→ **What the exercise asks**: Write out all records as given; omit images.

→ **Stored records**:
=====

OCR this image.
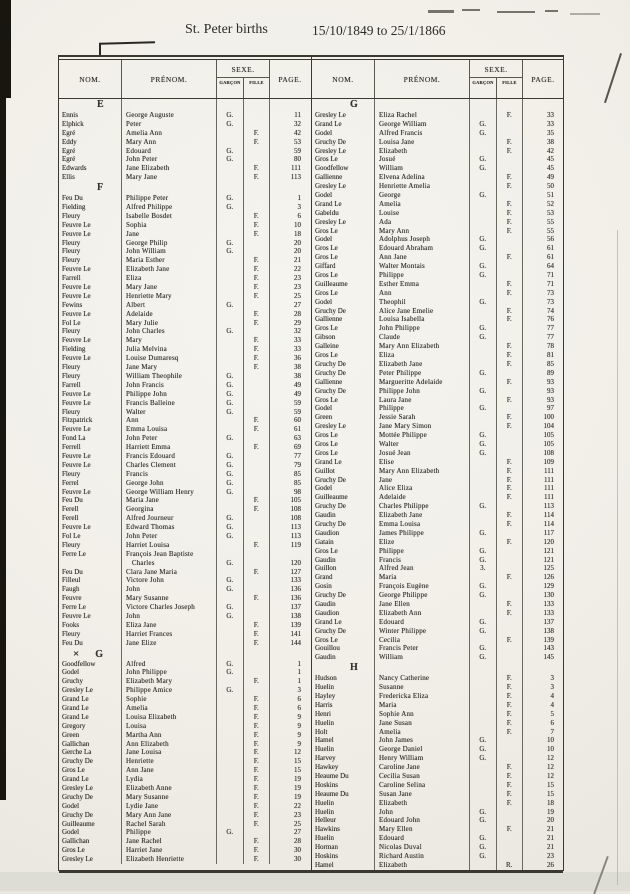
St. Peter births	15/10/1849 to 25/1/1866
NOM.	PRÉNOM.
SEXE.
GARÇON	FILLE	PAGE.
E
Ennis	George Auguste	G.	11
Elphick	Peter	G.	32
Egré	Amelia Ann	F.	42
Eddy	Mary Ann	F.	53
Egré	Edouard	G.	59
Egré	John Peter	G.	80
Edwards	Jane Elizabeth	F.	111
Ellis	Mary Jane	F.	113
F
Feu Du	Philippe Peter	G.	1
Fielding	Alfred Philippe	G.	3
Fleury	Isabelle Bosdet	F.	6
Feuvre Le	Sophia	F.	10
Feuvre Le	Jane	F.	18
Fleury	George Philip	G.	20
Fleury	John William	G.	20
Fleury	Maria Esther	F.	21
Feuvre Le	Elizabeth Jane	F.	22
Farrell	Eliza	F.	23
Feuvre Le	Mary Jane	F.	23
Feuvre Le	Henriette Mary	F.	25
Fewins	Albert	G.	27
Feuvre Le	Adelaide	F.	28
Fol Le	Mary Julie	F.	29
Fleury	John Charles	G.	32
Feuvre Le	Mary	F.	33
Fielding	Julia Melvina	F.	33
Feuvre Le	Louise Dumaresq	F.	36
Fleury	Jane Mary	F.	38
Fleury	William Theophile	G.	38
Farrell	John Francis	G.	49
Feuvre Le	Philippe John	G.	49
Feuvre Le	Francis Balleine	G.	59
Fleury	Walter	G.	59
Fitzpatrick	Ann	F.	60
Feuvre Le	Emma Louisa	F.	61
Fond La	John Peter	G.	63
Ferrell	Harriett Emma	F.	69
Feuvre Le	Francis Edouard	G.	77
Feuvre Le	Charles Clement	G.	79
Fleury	Francis	G.	85
Ferrel	George John	G.	85
Feuvre Le	George William Henry	G.	98
Feu Du	Maria Jane	F.	105
Ferell	Georgina	F.	108
Ferell	Alfred Journeur	G.	108
Feuvre Le	Edward Thomas	G.	113
Fol Le	John Peter	G.	113
Fleury	Harriet Louisa	F.	119
Ferre Le	François Jean Baptiste
Charles	G.	120
Feu Du	Clara Jane Maria	F.	127
Filleul	Victore John	G.	133
Faugh	John	G.	136
Feuvre	Mary Susanne	F.	136
Ferre Le	Victore Charles Joseph	G.	137
Feuvre Le	John	G.	138
Fooks	Eliza Jane	F.	139
Fleury	Harriet Frances	F.	141
Feu Du	Jane Elize	F.	144
× G
Goodfellow	Alfred	G.	1
Godel	John Philippe	G.	1
Gruchy	Elizabeth Mary	F.	1
Gresley Le	Philippe Amice	G.	3
Grand Le	Sophie	F.	6
Grand Le	Amelia	F.	6
Grand Le	Louisa Elizabeth	F.	9
Gregory	Louisa	F.	9
Green	Martha Ann	F.	9
Gallichan	Ann Elizabeth	F.	9
Gerche La	Jane Louisa	F.	12
Gruchy De	Henriette	F.	15
Gros Le	Ann Jane	F.	15
Grand Le	Lydia	F.	19
Gresley Le	Elizabeth Anne	F.	19
Gruchy De	Mary Susanne	F.	19
Godel	Lydie Jane	F.	22
Gruchy De	Mary Ann Jane	F.	23
Guilleaume	Rachel Sarah	F.	25
Godel	Philippe	G.	27
Gallichan	Jane Rachel	F.	28
Gros Le	Harriet Jane	F.	30
Gresley Le	Elizabeth Henriette	F.	30
NOM.	PRÉNOM.
SEXE.
GARÇON	FILLE	PAGE.
G
Gresley Le	Eliza Rachel	F.	33
Grand Le	George William	G.	33
Godel	Alfred Francis	G.	35
Gruchy De	Louisa Jane	F.	38
Gresley Le	Elizabeth	F.	42
Gros Le	Josué	G.	45
Goodfellow	William	G.	45
Gallienne	Elvena Adelina	F.	49
Gresley Le	Henriette Amelia	F.	50
Godel	George	G.	51
Grand Le	Amelia	F.	52
Gabeldu	Louise	F.	53
Gresley Le	Ada	F.	55
Gros Le	Mary Ann	F.	55
Godel	Adolphus Joseph	G.	56
Gros Le	Edouard Abraham	G.	61
Gros Le	Ann Jane	F.	61
Giffard	Walter Montais	G.	64
Gros Le	Philippe	G.	71
Guilleaume	Esther Emma	F.	71
Gros Le	Ann	F.	73
Godel	Theophil	G.	73
Gruchy De	Alice Jane Emelie	F.	74
Gallienne	Louisa Isabella	F.	76
Gros Le	John Philippe	G.	77
Gibson	Claude	G.	77
Galleine	Mary Ann Elizabeth	F.	78
Gros Le	Eliza	F.	81
Gruchy De	Elizabeth Jane	F.	85
Gruchy De	Peter Philippe	G.	89
Gallienne	Margueritte Adelaide	F.	93
Gruchy De	Philippe John	G.	93
Gros Le	Laura Jane	F.	93
Godel	Philippe	G.	97
Green	Jessie Sarah	F.	100
Gresley Le	Jane Mary Simon	F.	104
Gros Le	Mottée Philippe	G.	105
Gros Le	Walter	G.	105
Gros Le	Josué Jean	G.	108
Grand Le	Elise	F.	109
Guillot	Mary Ann Elizabeth	F.	111
Gruchy De	Jane	F.	111
Godel	Alice Eliza	F.	111
Guilleaume	Adelaide	F.	111
Gruchy De	Charles Philippe	G.	113
Gaudin	Elizabeth Jane	F.	114
Gruchy De	Emma Louisa	F.	114
Gaudion	James Philippe	G.	117
Gatain	Elize	F.	120
Gros Le	Philippe	G.	121
Gaudin	Francis	G.	121
Guillon	Alfred Jean	3.	125
Grand	Maria	F.	126
Gosin	François Eugène	G.	129
Gruchy De	George Philippe	G.	130
Gaudin	Jane Ellen	F.	133
Gaudion	Elizabeth Ann	F.	133
Grand Le	Edouard	G.	137
Gruchy De	Winter Philippe	G.	138
Gros Le	Cecilia	F.	139
Gouillou	Francis Peter	G.	143
Gaudin	William	G.	145
H
Hudson	Nancy Catherine	F.	3
Huelin	Susanne	F.	3
Hayley	Fredericka Eliza	F.	4
Harris	Maria	F.	4
Henri	Sophie Ann	F.	5
Huelin	Jane Susan	F.	6
Holt	Amelia	F.	7
Hamel	John James	G.	10
Huelin	George Daniel	G.	10
Harvey	Henry William	G.	12
Hawkey	Caroline Jane	F.	12
Heaume Du	Cecilia Susan	F.	12
Hoskins	Caroline Selina	F.	15
Heaume Du	Susan Jane	F.	15
Huelin	Elizabeth	F.	18
Huelin	John	G.	19
Helleur	Edouard John	G.	20
Hawkins	Mary Ellen	F.	21
Huelin	Edouard	G.	21
Horman	Nicolas Duval	G.	21
Hoskins	Richard Austin	G.	23
Hamel	Elizabeth	R.	26
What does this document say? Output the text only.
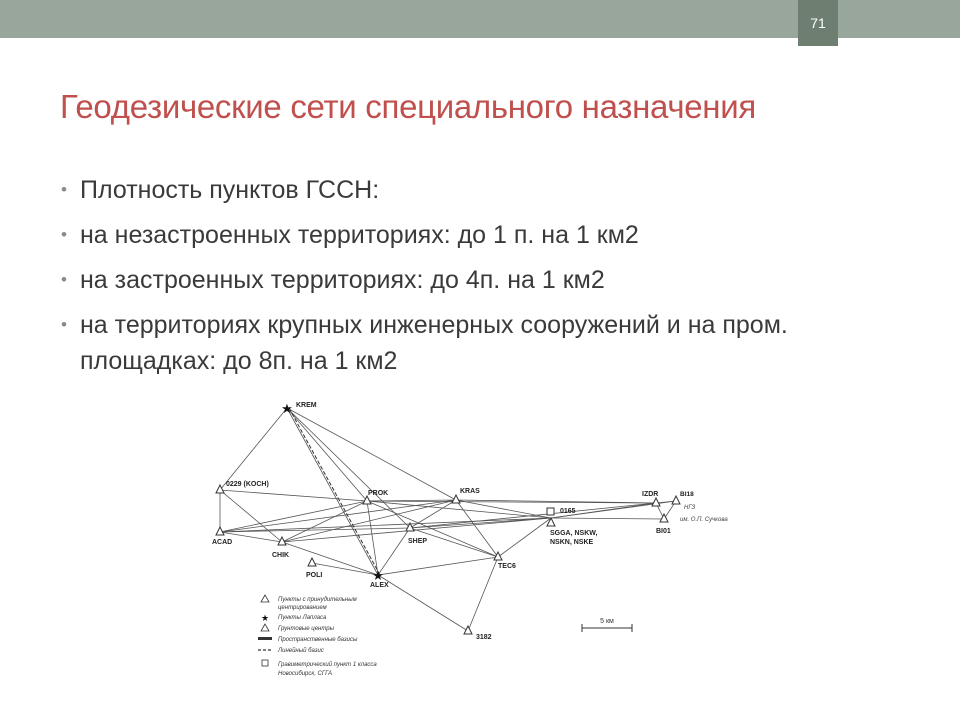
71
Геодезические сети специального назначения
• Плотность пунктов ГССН:
• на незастроенных территориях: до 1 п. на 1 км2
• на застроенных территориях: до 4п. на 1 км2
• на территориях крупных инженерных сооружений и на пром. площадках: до 8п. на 1 км2
★
★
KREM
0229 (KOCH)
ACAD
CHIK
POLI
ALEX
PROK	KRAS
SHEP
0165
SGGA, NSKW,
NSKN, NSKE
TEC6
IZDR	BI18
BI01
3182
НГЗ
им. О.П. Сучкова
5 км
Пункты с принудительным
центрированием
★ Пункты Лапласа
Грунтовые центры
Пространственные базисы
Линейный базис
Гравиметрический пункт 1 класса
Новосибирск, СГГА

=====

→ **Exercise answer**:
OCR this image.
St. Peter births	15/10/1849 to 25/1/1866
NOM.	PRÉNOM.
SEXE.
GARÇON	FILLE	PAGE.
E
Ennis	George Auguste	G.	11
Elphick	Peter	G.	32
Egré	Amelia Ann	F.	42
Eddy	Mary Ann	F.	53
Egré	Edouard	G.	59
Egré	John Peter	G.	80
Edwards	Jane Elizabeth	F.	111
Ellis	Mary Jane	F.	113
F
Feu Du	Philippe Peter	G.	1
Fielding	Alfred Philippe	G.	3
Fleury	Isabelle Bosdet	F.	6
Feuvre Le	Sophia	F.	10
Feuvre Le	Jane	F.	18
Fleury	George Philip	G.	20
Fleury	John William	G.	20
Fleury	Maria Esther	F.	21
Feuvre Le	Elizabeth Jane	F.	22
Farrell	Eliza	F.	23
Feuvre Le	Mary Jane	F.	23
Feuvre Le	Henriette Mary	F.	25
Fewins	Albert	G.	27
Feuvre Le	Adelaide	F.	28
Fol Le	Mary Julie	F.	29
Fleury	John Charles	G.	32
Feuvre Le	Mary	F.	33
Fielding	Julia Melvina	F.	33
Feuvre Le	Louise Dumaresq	F.	36
Fleury	Jane Mary	F.	38
Fleury	William Theophile	G.	38
Farrell	John Francis	G.	49
Feuvre Le	Philippe John	G.	49
Feuvre Le	Francis Balleine	G.	59
Fleury	Walter	G.	59
Fitzpatrick	Ann	F.	60
Feuvre Le	Emma Louisa	F.	61
Fond La	John Peter	G.	63
Ferrell	Harriett Emma	F.	69
Feuvre Le	Francis Edouard	G.	77
Feuvre Le	Charles Clement	G.	79
Fleury	Francis	G.	85
Ferrel	George John	G.	85
Feuvre Le	George William Henry	G.	98
Feu Du	Maria Jane	F.	105
Ferell	Georgina	F.	108
Ferell	Alfred Journeur	G.	108
Feuvre Le	Edward Thomas	G.	113
Fol Le	John Peter	G.	113
Fleury	Harriet Louisa	F.	119
Ferre Le	François Jean Baptiste
Charles	G.	120
Feu Du	Clara Jane Maria	F.	127
Filleul	Victore John	G.	133
Faugh	John	G.	136
Feuvre	Mary Susanne	F.	136
Ferre Le	Victore Charles Joseph	G.	137
Feuvre Le	John	G.	138
Fooks	Eliza Jane	F.	139
Fleury	Harriet Frances	F.	141
Feu Du	Jane Elize	F.	144
× G
Goodfellow	Alfred	G.	1
Godel	John Philippe	G.	1
Gruchy	Elizabeth Mary	F.	1
Gresley Le	Philippe Amice	G.	3
Grand Le	Sophie	F.	6
Grand Le	Amelia	F.	6
Grand Le	Louisa Elizabeth	F.	9
Gregory	Louisa	F.	9
Green	Martha Ann	F.	9
Gallichan	Ann Elizabeth	F.	9
Gerche La	Jane Louisa	F.	12
Gruchy De	Henriette	F.	15
Gros Le	Ann Jane	F.	15
Grand Le	Lydia	F.	19
Gresley Le	Elizabeth Anne	F.	19
Gruchy De	Mary Susanne	F.	19
Godel	Lydie Jane	F.	22
Gruchy De	Mary Ann Jane	F.	23
Guilleaume	Rachel Sarah	F.	25
Godel	Philippe	G.	27
Gallichan	Jane Rachel	F.	28
Gros Le	Harriet Jane	F.	30
Gresley Le	Elizabeth Henriette	F.	30
NOM.	PRÉNOM.
SEXE.
GARÇON	FILLE	PAGE.
G
Gresley Le	Eliza Rachel	F.	33
Grand Le	George William	G.	33
Godel	Alfred Francis	G.	35
Gruchy De	Louisa Jane	F.	38
Gresley Le	Elizabeth	F.	42
Gros Le	Josué	G.	45
Goodfellow	William	G.	45
Gallienne	Elvena Adelina	F.	49
Gresley Le	Henriette Amelia	F.	50
Godel	George	G.	51
Grand Le	Amelia	F.	52
Gabeldu	Louise	F.	53
Gresley Le	Ada	F.	55
Gros Le	Mary Ann	F.	55
Godel	Adolphus Joseph	G.	56
Gros Le	Edouard Abraham	G.	61
Gros Le	Ann Jane	F.	61
Giffard	Walter Montais	G.	64
Gros Le	Philippe	G.	71
Guilleaume	Esther Emma	F.	71
Gros Le	Ann	F.	73
Godel	Theophil	G.	73
Gruchy De	Alice Jane Emelie	F.	74
Gallienne	Louisa Isabella	F.	76
Gros Le	John Philippe	G.	77
Gibson	Claude	G.	77
Galleine	Mary Ann Elizabeth	F.	78
Gros Le	Eliza	F.	81
Gruchy De	Elizabeth Jane	F.	85
Gruchy De	Peter Philippe	G.	89
Gallienne	Margueritte Adelaide	F.	93
Gruchy De	Philippe John	G.	93
Gros Le	Laura Jane	F.	93
Godel	Philippe	G.	97
Green	Jessie Sarah	F.	100
Gresley Le	Jane Mary Simon	F.	104
Gros Le	Mottée Philippe	G.	105
Gros Le	Walter	G.	105
Gros Le	Josué Jean	G.	108
Grand Le	Elise	F.	109
Guillot	Mary Ann Elizabeth	F.	111
Gruchy De	Jane	F.	111
Godel	Alice Eliza	F.	111
Guilleaume	Adelaide	F.	111
Gruchy De	Charles Philippe	G.	113
Gaudin	Elizabeth Jane	F.	114
Gruchy De	Emma Louisa	F.	114
Gaudion	James Philippe	G.	117
Gatain	Elize	F.	120
Gros Le	Philippe	G.	121
Gaudin	Francis	G.	121
Guillon	Alfred Jean	3.	125
Grand	Maria	F.	126
Gosin	François Eugène	G.	129
Gruchy De	George Philippe	G.	130
Gaudin	Jane Ellen	F.	133
Gaudion	Elizabeth Ann	F.	133
Grand Le	Edouard	G.	137
Gruchy De	Winter Philippe	G.	138
Gros Le	Cecilia	F.	139
Gouillou	Francis Peter	G.	143
Gaudin	William	G.	145
H
Hudson	Nancy Catherine	F.	3
Huelin	Susanne	F.	3
Hayley	Fredericka Eliza	F.	4
Harris	Maria	F.	4
Henri	Sophie Ann	F.	5
Huelin	Jane Susan	F.	6
Holt	Amelia	F.	7
Hamel	John James	G.	10
Huelin	George Daniel	G.	10
Harvey	Henry William	G.	12
Hawkey	Caroline Jane	F.	12
Heaume Du	Cecilia Susan	F.	12
Hoskins	Caroline Selina	F.	15
Heaume Du	Susan Jane	F.	15
Huelin	Elizabeth	F.	18
Huelin	John	G.	19
Helleur	Edouard John	G.	20
Hawkins	Mary Ellen	F.	21
Huelin	Edouard	G.	21
Horman	Nicolas Duval	G.	21
Hoskins	Richard Austin	G.	23
Hamel	Elizabeth	R.	26
What does this document say? Output the text only.
71
Геодезические сети специального назначения
• Плотность пунктов ГССН:
• на незастроенных территориях: до 1 п. на 1 км2
• на застроенных территориях: до 4п. на 1 км2
• на территориях крупных инженерных сооружений и на пром. площадках: до 8п. на 1 км2
★
★
KREM
0229 (KOCH)
ACAD
CHIK
POLI
ALEX
PROK	KRAS
SHEP
0165
SGGA, NSKW,
NSKN, NSKE
TEC6
IZDR	BI18
BI01
3182
НГЗ
им. О.П. Сучкова
5 км
Пункты с принудительным
центрированием
★ Пункты Лапласа
Грунтовые центры
Пространственные базисы
Линейный базис
Гравиметрический пункт 1 класса
Новосибирск, СГГА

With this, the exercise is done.